═══ RAW RECORDS ═══

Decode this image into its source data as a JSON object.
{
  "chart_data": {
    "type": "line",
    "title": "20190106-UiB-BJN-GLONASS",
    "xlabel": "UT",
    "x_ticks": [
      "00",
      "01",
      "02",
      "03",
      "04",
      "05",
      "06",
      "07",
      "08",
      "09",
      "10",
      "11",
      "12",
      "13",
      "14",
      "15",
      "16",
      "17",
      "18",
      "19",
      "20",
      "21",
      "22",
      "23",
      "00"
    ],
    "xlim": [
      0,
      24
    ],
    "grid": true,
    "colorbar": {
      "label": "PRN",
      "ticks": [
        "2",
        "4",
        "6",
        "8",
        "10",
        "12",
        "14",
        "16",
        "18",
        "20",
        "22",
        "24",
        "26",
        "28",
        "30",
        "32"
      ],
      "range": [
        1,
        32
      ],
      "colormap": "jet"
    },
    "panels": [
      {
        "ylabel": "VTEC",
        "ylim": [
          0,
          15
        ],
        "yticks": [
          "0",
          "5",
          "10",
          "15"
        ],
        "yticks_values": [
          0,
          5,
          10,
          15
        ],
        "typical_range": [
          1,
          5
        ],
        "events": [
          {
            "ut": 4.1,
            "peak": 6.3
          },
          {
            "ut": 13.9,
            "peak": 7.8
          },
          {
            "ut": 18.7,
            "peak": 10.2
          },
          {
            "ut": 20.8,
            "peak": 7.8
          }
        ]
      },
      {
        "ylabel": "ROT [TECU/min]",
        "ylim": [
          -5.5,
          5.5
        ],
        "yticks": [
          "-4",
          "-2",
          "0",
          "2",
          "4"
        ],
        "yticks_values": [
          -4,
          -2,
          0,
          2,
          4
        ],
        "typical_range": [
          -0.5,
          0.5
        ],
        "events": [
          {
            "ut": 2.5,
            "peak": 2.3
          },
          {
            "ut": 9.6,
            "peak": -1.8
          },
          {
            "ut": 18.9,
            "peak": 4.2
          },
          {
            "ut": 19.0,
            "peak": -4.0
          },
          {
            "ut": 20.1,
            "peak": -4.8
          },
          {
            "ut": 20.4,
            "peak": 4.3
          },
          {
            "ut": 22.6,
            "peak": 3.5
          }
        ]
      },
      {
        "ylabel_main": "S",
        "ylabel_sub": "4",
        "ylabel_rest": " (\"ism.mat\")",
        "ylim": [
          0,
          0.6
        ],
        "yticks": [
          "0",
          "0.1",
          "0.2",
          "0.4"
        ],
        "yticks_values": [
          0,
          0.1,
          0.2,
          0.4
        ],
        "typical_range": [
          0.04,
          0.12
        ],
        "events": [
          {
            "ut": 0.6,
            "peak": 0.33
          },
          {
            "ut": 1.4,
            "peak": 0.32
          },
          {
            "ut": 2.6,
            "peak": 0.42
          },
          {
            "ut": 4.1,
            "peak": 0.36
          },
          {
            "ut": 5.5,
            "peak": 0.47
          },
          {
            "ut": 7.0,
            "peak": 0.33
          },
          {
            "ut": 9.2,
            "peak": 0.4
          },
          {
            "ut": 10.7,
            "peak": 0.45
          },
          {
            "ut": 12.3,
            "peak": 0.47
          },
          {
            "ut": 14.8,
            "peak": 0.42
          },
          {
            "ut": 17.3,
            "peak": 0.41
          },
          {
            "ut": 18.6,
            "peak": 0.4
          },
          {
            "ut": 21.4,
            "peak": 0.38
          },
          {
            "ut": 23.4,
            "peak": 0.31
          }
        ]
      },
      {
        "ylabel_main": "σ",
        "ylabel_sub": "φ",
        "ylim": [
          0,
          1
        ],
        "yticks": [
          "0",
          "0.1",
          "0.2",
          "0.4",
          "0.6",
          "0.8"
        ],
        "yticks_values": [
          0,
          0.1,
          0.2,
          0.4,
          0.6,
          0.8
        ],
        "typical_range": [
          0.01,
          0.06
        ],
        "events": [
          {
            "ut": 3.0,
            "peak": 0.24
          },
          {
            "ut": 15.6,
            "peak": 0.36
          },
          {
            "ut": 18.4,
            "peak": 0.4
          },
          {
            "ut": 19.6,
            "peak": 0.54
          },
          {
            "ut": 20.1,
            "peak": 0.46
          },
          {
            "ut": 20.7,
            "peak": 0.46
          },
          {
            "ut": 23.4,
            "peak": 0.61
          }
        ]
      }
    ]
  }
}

═══

* _SHORT TASK_: Print the records above in full, exactly.

* _FINISHED TASK_:
Decode this image into its source data as a JSON object.
{
  "chart_data": {
    "type": "line",
    "title": "20190106-UiB-BJN-GLONASS",
    "xlabel": "UT",
    "x_ticks": [
      "00",
      "01",
      "02",
      "03",
      "04",
      "05",
      "06",
      "07",
      "08",
      "09",
      "10",
      "11",
      "12",
      "13",
      "14",
      "15",
      "16",
      "17",
      "18",
      "19",
      "20",
      "21",
      "22",
      "23",
      "00"
    ],
    "xlim": [
      0,
      24
    ],
    "grid": true,
    "colorbar": {
      "label": "PRN",
      "ticks": [
        "2",
        "4",
        "6",
        "8",
        "10",
        "12",
        "14",
        "16",
        "18",
        "20",
        "22",
        "24",
        "26",
        "28",
        "30",
        "32"
      ],
      "range": [
        1,
        32
      ],
      "colormap": "jet"
    },
    "panels": [
      {
        "ylabel": "VTEC",
        "ylim": [
          0,
          15
        ],
        "yticks": [
          "0",
          "5",
          "10",
          "15"
        ],
        "yticks_values": [
          0,
          5,
          10,
          15
        ],
        "typical_range": [
          1,
          5
        ],
        "events": [
          {
            "ut": 4.1,
            "peak": 6.3
          },
          {
            "ut": 13.9,
            "peak": 7.8
          },
          {
            "ut": 18.7,
            "peak": 10.2
          },
          {
            "ut": 20.8,
            "peak": 7.8
          }
        ]
      },
      {
        "ylabel": "ROT [TECU/min]",
        "ylim": [
          -5.5,
          5.5
        ],
        "yticks": [
          "-4",
          "-2",
          "0",
          "2",
          "4"
        ],
        "yticks_values": [
          -4,
          -2,
          0,
          2,
          4
        ],
        "typical_range": [
          -0.5,
          0.5
        ],
        "events": [
          {
            "ut": 2.5,
            "peak": 2.3
          },
          {
            "ut": 9.6,
            "peak": -1.8
          },
          {
            "ut": 18.9,
            "peak": 4.2
          },
          {
            "ut": 19.0,
            "peak": -4.0
          },
          {
            "ut": 20.1,
            "peak": -4.8
          },
          {
            "ut": 20.4,
            "peak": 4.3
          },
          {
            "ut": 22.6,
            "peak": 3.5
          }
        ]
      },
      {
        "ylabel_main": "S",
        "ylabel_sub": "4",
        "ylabel_rest": " (\"ism.mat\")",
        "ylim": [
          0,
          0.6
        ],
        "yticks": [
          "0",
          "0.1",
          "0.2",
          "0.4"
        ],
        "yticks_values": [
          0,
          0.1,
          0.2,
          0.4
        ],
        "typical_range": [
          0.04,
          0.12
        ],
        "events": [
          {
            "ut": 0.6,
            "peak": 0.33
          },
          {
            "ut": 1.4,
            "peak": 0.32
          },
          {
            "ut": 2.6,
            "peak": 0.42
          },
          {
            "ut": 4.1,
            "peak": 0.36
          },
          {
            "ut": 5.5,
            "peak": 0.47
          },
          {
            "ut": 7.0,
            "peak": 0.33
          },
          {
            "ut": 9.2,
            "peak": 0.4
          },
          {
            "ut": 10.7,
            "peak": 0.45
          },
          {
            "ut": 12.3,
            "peak": 0.47
          },
          {
            "ut": 14.8,
            "peak": 0.42
          },
          {
            "ut": 17.3,
            "peak": 0.41
          },
          {
            "ut": 18.6,
            "peak": 0.4
          },
          {
            "ut": 21.4,
            "peak": 0.38
          },
          {
            "ut": 23.4,
            "peak": 0.31
          }
        ]
      },
      {
        "ylabel_main": "σ",
        "ylabel_sub": "φ",
        "ylim": [
          0,
          1
        ],
        "yticks": [
          "0",
          "0.1",
          "0.2",
          "0.4",
          "0.6",
          "0.8"
        ],
        "yticks_values": [
          0,
          0.1,
          0.2,
          0.4,
          0.6,
          0.8
        ],
        "typical_range": [
          0.01,
          0.06
        ],
        "events": [
          {
            "ut": 3.0,
            "peak": 0.24
          },
          {
            "ut": 15.6,
            "peak": 0.36
          },
          {
            "ut": 18.4,
            "peak": 0.4
          },
          {
            "ut": 19.6,
            "peak": 0.54
          },
          {
            "ut": 20.1,
            "peak": 0.46
          },
          {
            "ut": 20.7,
            "peak": 0.46
          },
          {
            "ut": 23.4,
            "peak": 0.61
          }
        ]
      }
    ]
  }
}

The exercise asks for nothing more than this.